出題課題 =>
「svg-text:Garage 3 (Private」を含む行に始まり「svg-text:REAL ESTATE: REAL」を含む行に終わる各行を、「Garage」を「Carport」に置き換え、それ以外は一切変えずに記してください。

本演習のデータ =>

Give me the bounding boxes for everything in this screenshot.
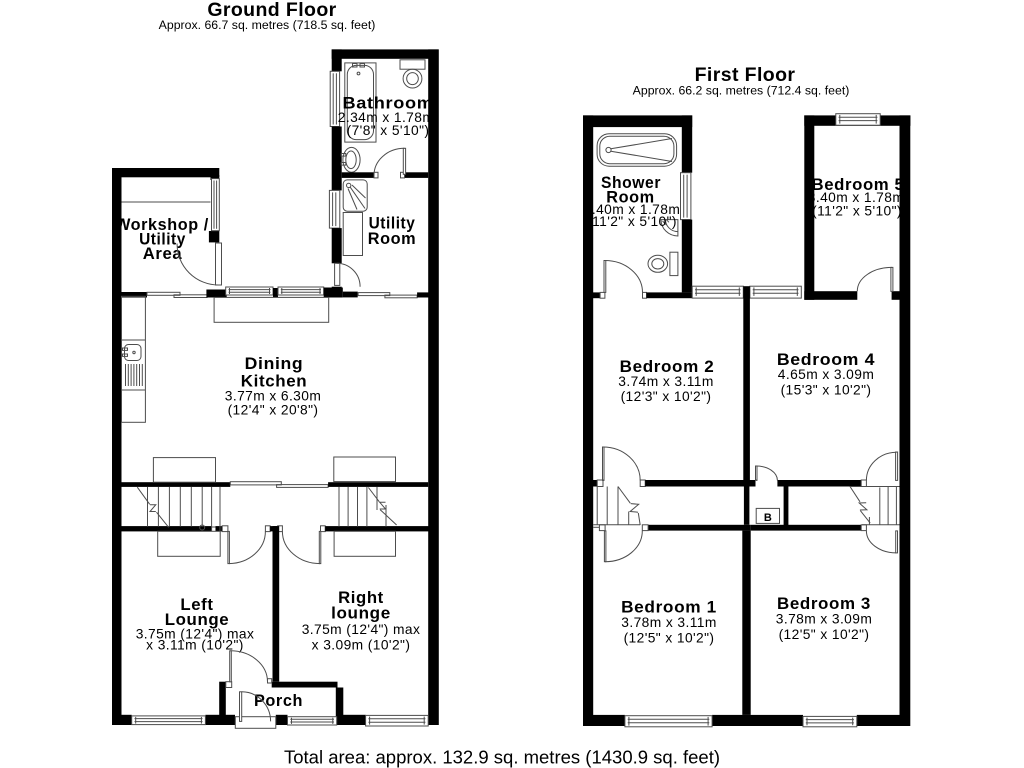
svg-text:(11'2" x 5'10"): (11'2" x 5'10") bbox=[812, 204, 902, 219]
svg-text:(7'8" x 5'10"): (7'8" x 5'10") bbox=[347, 123, 430, 138]
svg-text:3.74m x 3.11m: 3.74m x 3.11m bbox=[618, 374, 713, 389]
svg-text:(15'3" x 10'2"): (15'3" x 10'2") bbox=[781, 382, 872, 397]
svg-text:(12'5" x 10'2"): (12'5" x 10'2") bbox=[624, 630, 715, 645]
svg-text:3.75m (12'4") max: 3.75m (12'4") max bbox=[302, 622, 421, 637]
svg-text:3.77m x 6.30m: 3.77m x 6.30m bbox=[225, 389, 321, 404]
svg-text:Dining: Dining bbox=[245, 355, 304, 373]
svg-text:Porch: Porch bbox=[254, 692, 303, 710]
svg-text:(11'2" x 5'10"): (11'2" x 5'10") bbox=[587, 214, 677, 229]
svg-text:Bedroom 1: Bedroom 1 bbox=[621, 599, 717, 617]
svg-text:lounge: lounge bbox=[331, 605, 391, 623]
svg-text:Approx. 66.7 sq. metres (718.5: Approx. 66.7 sq. metres (718.5 sq. feet) bbox=[159, 18, 376, 32]
svg-text:3.78m x 3.09m: 3.78m x 3.09m bbox=[776, 611, 872, 626]
svg-text:Bedroom 3: Bedroom 3 bbox=[777, 595, 871, 613]
svg-text:x 3.09m (10'2"): x 3.09m (10'2") bbox=[312, 638, 411, 653]
svg-text:3.78m x 3.11m: 3.78m x 3.11m bbox=[621, 615, 716, 630]
svg-text:(12'3" x 10'2"): (12'3" x 10'2") bbox=[621, 389, 712, 404]
svg-text:x 3.11m (10'2"): x 3.11m (10'2") bbox=[146, 638, 244, 653]
svg-text:4.65m x 3.09m: 4.65m x 3.09m bbox=[778, 367, 874, 382]
svg-text:Room: Room bbox=[368, 230, 417, 248]
svg-text:Area: Area bbox=[143, 245, 183, 263]
svg-text:(12'4" x 20'8"): (12'4" x 20'8") bbox=[228, 403, 319, 418]
svg-text:Approx. 66.2 sq. metres (712.4: Approx. 66.2 sq. metres (712.4 sq. feet) bbox=[633, 84, 850, 98]
svg-text:Total area: approx. 132.9 sq.: Total area: approx. 132.9 sq. metres (14… bbox=[284, 747, 720, 768]
svg-text:B: B bbox=[764, 512, 772, 524]
svg-text:(12'5" x 10'2"): (12'5" x 10'2") bbox=[779, 627, 870, 642]
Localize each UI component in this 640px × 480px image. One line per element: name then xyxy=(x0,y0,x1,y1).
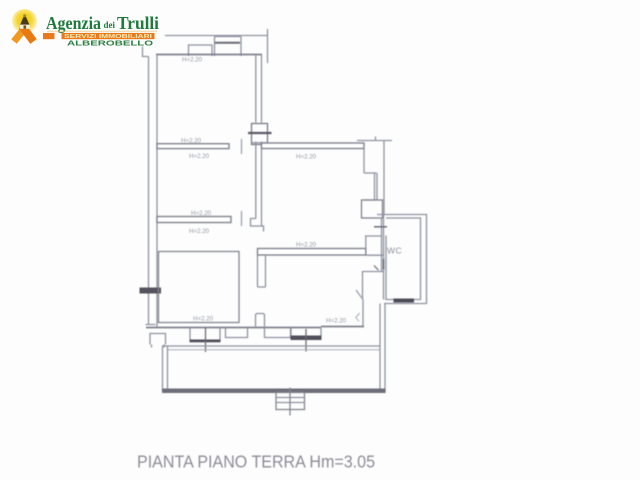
svg-text:H=2.20: H=2.20 xyxy=(181,138,202,145)
svg-text:H=2.20: H=2.20 xyxy=(326,318,347,325)
svg-text:H=2.20: H=2.20 xyxy=(193,316,214,323)
svg-text:dei: dei xyxy=(104,21,116,31)
svg-text:WC: WC xyxy=(387,246,402,256)
svg-text:H=2.20: H=2.20 xyxy=(296,242,317,249)
svg-text:PIANTA PIANO TERRA Hm=3.05: PIANTA PIANO TERRA Hm=3.05 xyxy=(137,452,375,472)
svg-text:H=2.20: H=2.20 xyxy=(189,153,210,160)
svg-text:Trulli: Trulli xyxy=(117,13,159,33)
svg-text:SERVIZI IMMOBILIARI: SERVIZI IMMOBILIARI xyxy=(64,34,153,40)
svg-text:Agenzia: Agenzia xyxy=(46,13,101,33)
svg-text:ALBEROBELLO: ALBEROBELLO xyxy=(67,40,154,47)
svg-text:H=2.20: H=2.20 xyxy=(189,228,210,235)
svg-text:H=2.20: H=2.20 xyxy=(191,210,212,217)
svg-text:H=2.20: H=2.20 xyxy=(182,57,203,64)
svg-text:H=2.20: H=2.20 xyxy=(296,154,317,161)
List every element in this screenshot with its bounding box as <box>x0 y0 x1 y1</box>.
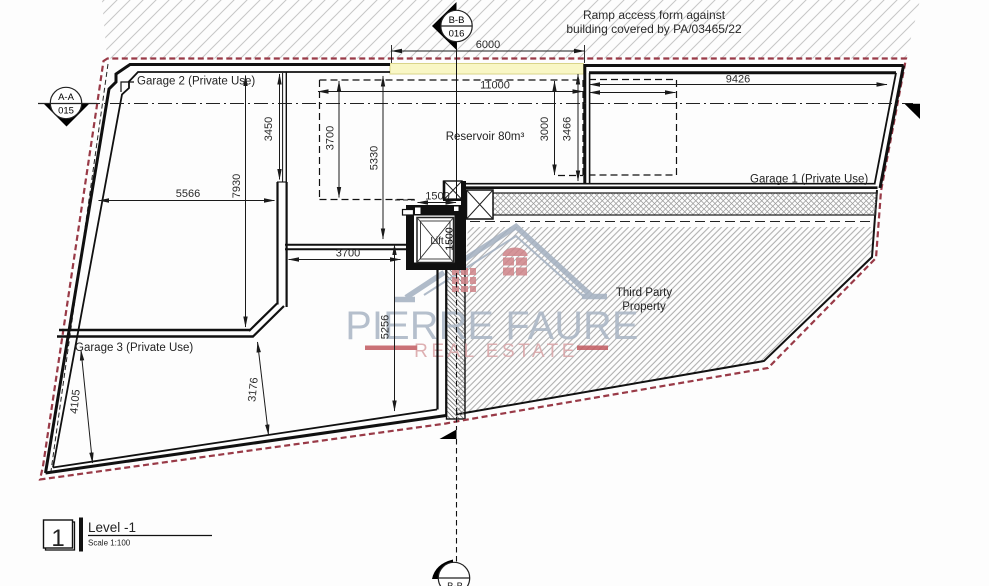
svg-text:Garage 3 (Private Use): Garage 3 (Private Use) <box>75 342 193 354</box>
svg-text:4105: 4105 <box>68 389 82 415</box>
svg-text:5566: 5566 <box>176 188 200 200</box>
svg-text:Lift: Lift <box>430 236 444 247</box>
svg-text:11000: 11000 <box>480 80 510 92</box>
svg-text:Garage 1 (Private Use): Garage 1 (Private Use) <box>750 174 868 186</box>
svg-text:1500: 1500 <box>444 227 456 251</box>
svg-text:REAL ESTATE: REAL ESTATE <box>414 341 578 362</box>
svg-text:A-A: A-A <box>58 92 75 103</box>
svg-text:1: 1 <box>51 525 64 552</box>
svg-text:B-B: B-B <box>449 15 465 26</box>
svg-text:building covered by PA/03465/2: building covered by PA/03465/22 <box>566 22 742 36</box>
svg-text:Level -1: Level -1 <box>88 520 136 535</box>
svg-text:1500: 1500 <box>425 191 449 203</box>
svg-text:5330: 5330 <box>369 146 381 170</box>
svg-text:3700: 3700 <box>325 126 337 150</box>
svg-text:7930: 7930 <box>231 174 243 198</box>
svg-text:3466: 3466 <box>562 117 574 141</box>
svg-text:Garage 2 (Private Use): Garage 2 (Private Use) <box>137 76 255 88</box>
svg-text:3176: 3176 <box>246 377 260 403</box>
svg-text:Third Party: Third Party <box>616 287 672 299</box>
svg-text:3450: 3450 <box>263 117 275 141</box>
svg-text:Property: Property <box>622 301 666 313</box>
svg-text:Ramp access form against: Ramp access form against <box>583 8 726 22</box>
svg-text:015: 015 <box>58 106 74 117</box>
svg-text:9426: 9426 <box>726 74 750 86</box>
svg-text:Scale 1:100: Scale 1:100 <box>88 539 131 548</box>
svg-text:016: 016 <box>449 29 465 40</box>
svg-text:5256: 5256 <box>380 315 392 339</box>
svg-text:B-B: B-B <box>447 581 463 586</box>
svg-text:3700: 3700 <box>336 248 360 260</box>
svg-text:Reservoir 80m³: Reservoir 80m³ <box>446 131 525 143</box>
svg-text:3000: 3000 <box>539 117 551 141</box>
svg-text:6000: 6000 <box>476 39 500 51</box>
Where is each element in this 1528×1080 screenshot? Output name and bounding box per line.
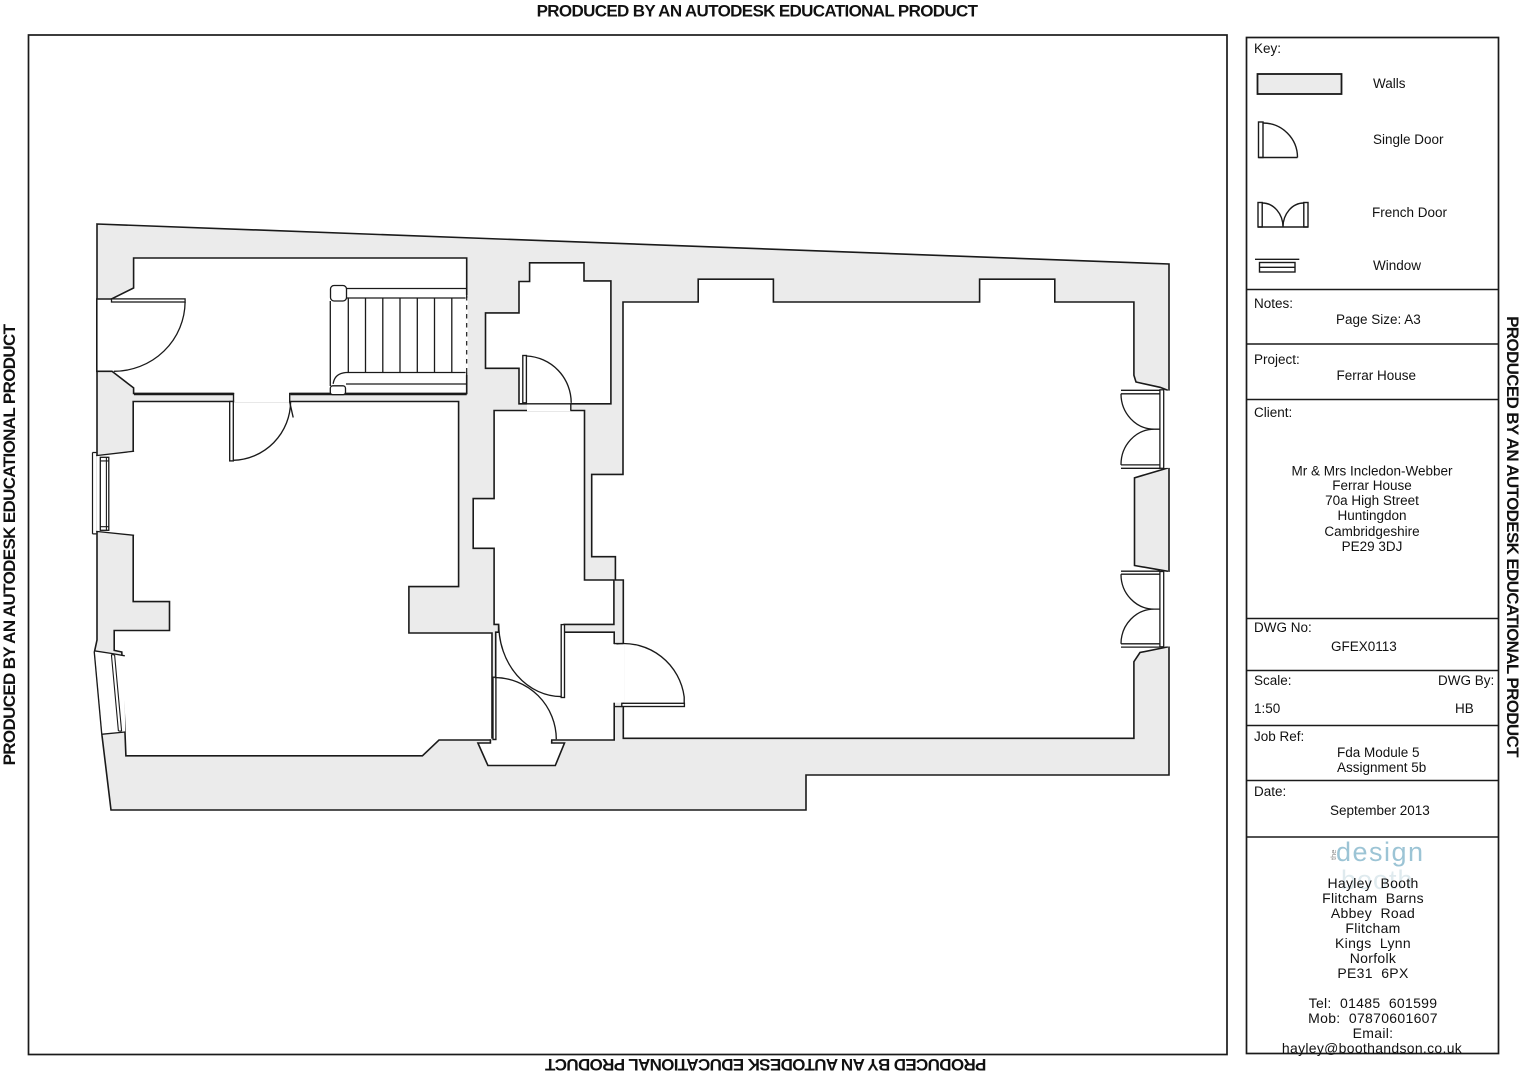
- svg-text:Client:: Client:: [1254, 405, 1292, 420]
- svg-text:Single Door: Single Door: [1373, 132, 1444, 147]
- svg-text:Date:: Date:: [1254, 784, 1286, 799]
- svg-text:Job Ref:: Job Ref:: [1254, 729, 1304, 744]
- svg-text:Project:: Project:: [1254, 352, 1300, 367]
- svg-text:Key:: Key:: [1254, 41, 1281, 56]
- svg-text:Notes:: Notes:: [1254, 296, 1293, 311]
- svg-text:Assignment 5b: Assignment 5b: [1337, 760, 1426, 775]
- svg-text:design: design: [1336, 837, 1425, 867]
- svg-text:PRODUCED BY AN AUTODESK EDUCAT: PRODUCED BY AN AUTODESK EDUCATIONAL PROD…: [0, 323, 19, 765]
- svg-text:Ferrar House: Ferrar House: [1337, 368, 1417, 383]
- svg-text:Mob: 07870601607: Mob: 07870601607: [1308, 1010, 1438, 1026]
- svg-text:PRODUCED BY AN AUTODESK EDUCAT: PRODUCED BY AN AUTODESK EDUCATIONAL PROD…: [544, 1055, 986, 1074]
- svg-text:French Door: French Door: [1372, 205, 1448, 220]
- svg-text:Scale:: Scale:: [1254, 673, 1292, 688]
- svg-text:Norfolk: Norfolk: [1350, 950, 1397, 966]
- svg-text:Abbey Road: Abbey Road: [1331, 905, 1415, 921]
- svg-text:PE29 3DJ: PE29 3DJ: [1342, 539, 1403, 554]
- svg-text:Hayley Booth: Hayley Booth: [1327, 875, 1418, 891]
- svg-text:GFEX0113: GFEX0113: [1331, 639, 1397, 654]
- svg-text:70a High Street: 70a High Street: [1325, 493, 1419, 508]
- svg-text:Fda Module 5: Fda Module 5: [1337, 745, 1420, 760]
- svg-text:Page Size: A3: Page Size: A3: [1336, 312, 1421, 327]
- svg-text:Ferrar House: Ferrar House: [1332, 478, 1412, 493]
- svg-text:Huntingdon: Huntingdon: [1337, 508, 1406, 523]
- svg-text:the: the: [1329, 850, 1338, 860]
- svg-text:DWG By:: DWG By:: [1438, 673, 1494, 688]
- svg-text:September 2013: September 2013: [1330, 803, 1430, 818]
- svg-text:Mr & Mrs Incledon-Webber: Mr & Mrs Incledon-Webber: [1291, 464, 1453, 479]
- svg-text:PE31 6PX: PE31 6PX: [1337, 965, 1409, 981]
- svg-text:Email:: Email:: [1353, 1025, 1394, 1041]
- svg-text:Cambridgeshire: Cambridgeshire: [1324, 524, 1419, 539]
- svg-text:Walls: Walls: [1373, 76, 1406, 91]
- svg-text:hayley@boothandson.co.uk: hayley@boothandson.co.uk: [1282, 1040, 1463, 1056]
- svg-text:Kings Lynn: Kings Lynn: [1335, 935, 1411, 951]
- svg-text:DWG No:: DWG No:: [1254, 620, 1312, 635]
- svg-text:PRODUCED BY AN AUTODESK EDUCAT: PRODUCED BY AN AUTODESK EDUCATIONAL PROD…: [1503, 316, 1522, 758]
- svg-text:Flitcham Barns: Flitcham Barns: [1322, 890, 1424, 906]
- svg-text:Window: Window: [1373, 258, 1421, 273]
- svg-text:Tel: 01485 601599: Tel: 01485 601599: [1309, 995, 1438, 1011]
- svg-text:Flitcham: Flitcham: [1345, 920, 1400, 936]
- svg-text:HB: HB: [1455, 701, 1474, 716]
- svg-text:1:50: 1:50: [1254, 701, 1280, 716]
- svg-text:PRODUCED BY AN AUTODESK EDUCAT: PRODUCED BY AN AUTODESK EDUCATIONAL PROD…: [537, 2, 979, 21]
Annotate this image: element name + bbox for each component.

課題への解答 =>
svg-text:Carport 3 (Private Use): Carport 3 (Private Use) <box>75 342 193 354</box>
svg-text:4105: 4105 <box>68 389 82 415</box>
svg-text:5566: 5566 <box>176 188 200 200</box>
svg-text:Lift: Lift <box>430 236 444 247</box>
svg-text:11000: 11000 <box>480 80 510 92</box>
svg-text:Carport 1 (Private Use): Carport 1 (Private Use) <box>750 174 868 186</box>
svg-text:1500: 1500 <box>444 227 456 251</box>
svg-text:REAL ESTATE: REAL ESTATE <box>414 341 578 362</box>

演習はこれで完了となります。